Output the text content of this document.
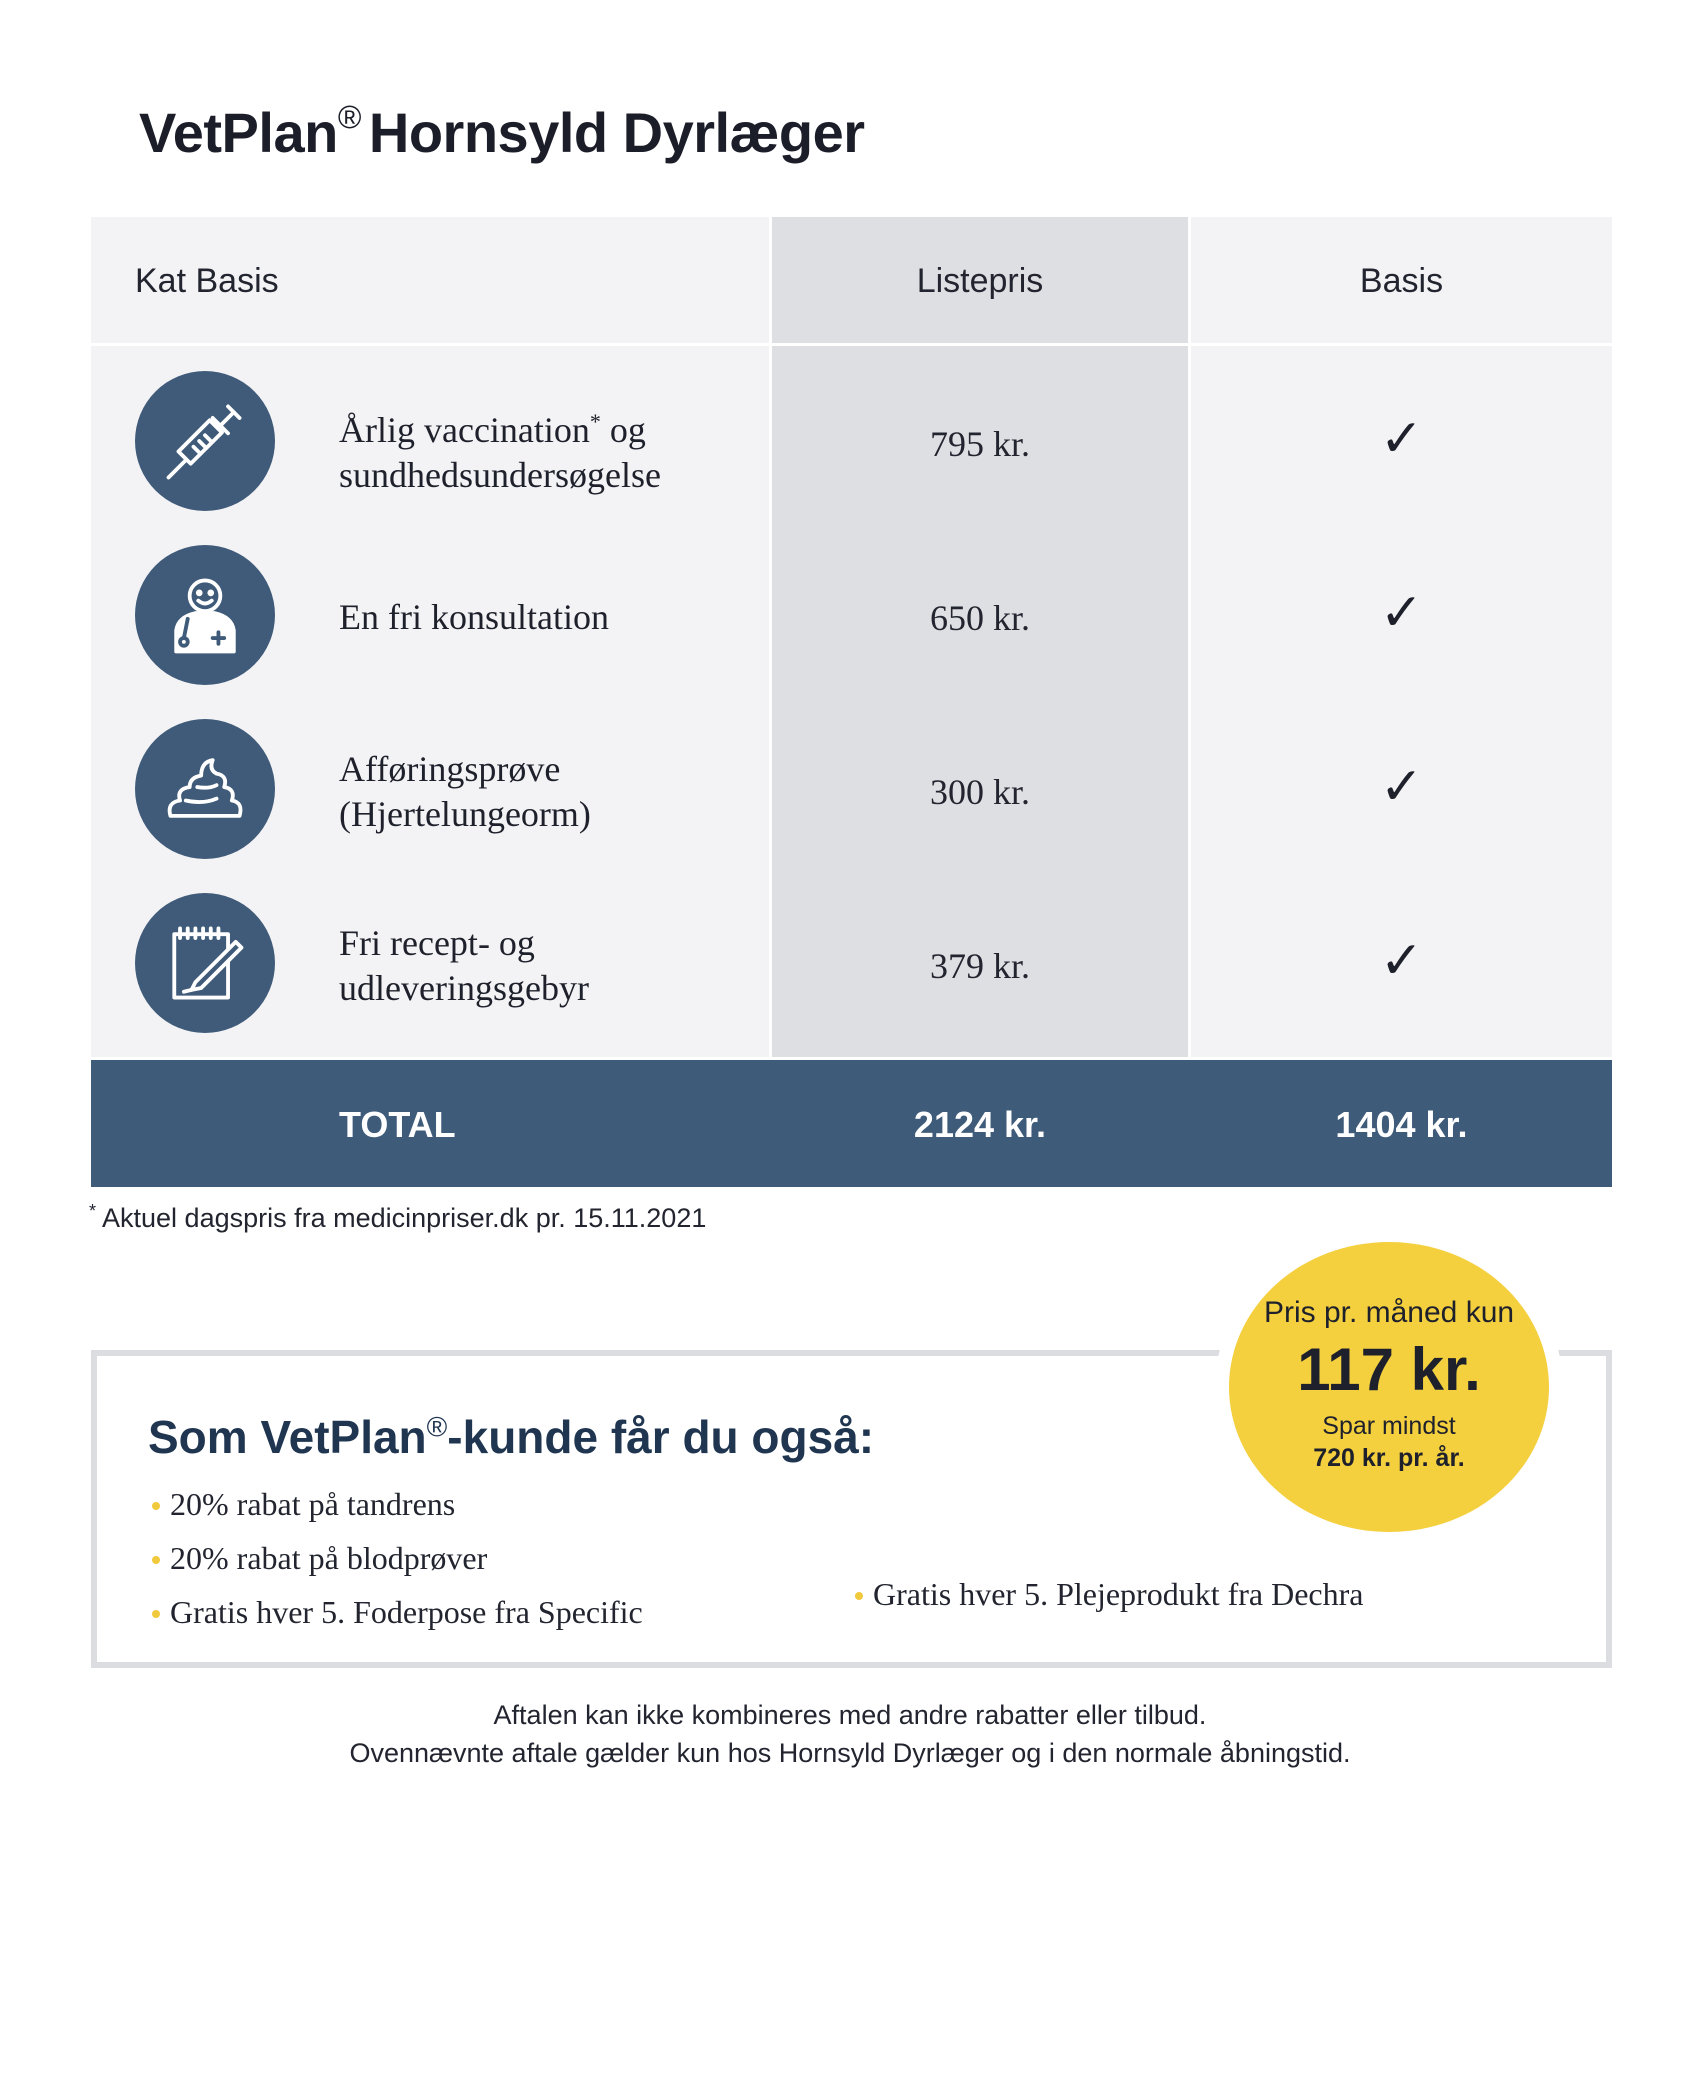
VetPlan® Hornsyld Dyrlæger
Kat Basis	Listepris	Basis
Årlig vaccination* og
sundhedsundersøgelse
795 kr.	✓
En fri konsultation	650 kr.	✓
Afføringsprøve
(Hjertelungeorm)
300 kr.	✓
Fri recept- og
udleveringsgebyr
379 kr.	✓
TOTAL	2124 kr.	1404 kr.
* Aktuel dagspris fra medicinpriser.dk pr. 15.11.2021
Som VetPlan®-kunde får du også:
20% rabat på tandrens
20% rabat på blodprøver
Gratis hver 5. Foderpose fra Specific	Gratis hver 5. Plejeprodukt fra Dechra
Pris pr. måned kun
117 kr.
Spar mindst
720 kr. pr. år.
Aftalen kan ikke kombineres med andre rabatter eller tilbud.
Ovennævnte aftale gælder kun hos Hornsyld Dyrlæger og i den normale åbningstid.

Goal. Copy out all lines from the material above that contain the string "VetPlan".

Written solution.
VetPlan® Hornsyld Dyrlæger
Som VetPlan®-kunde får du også:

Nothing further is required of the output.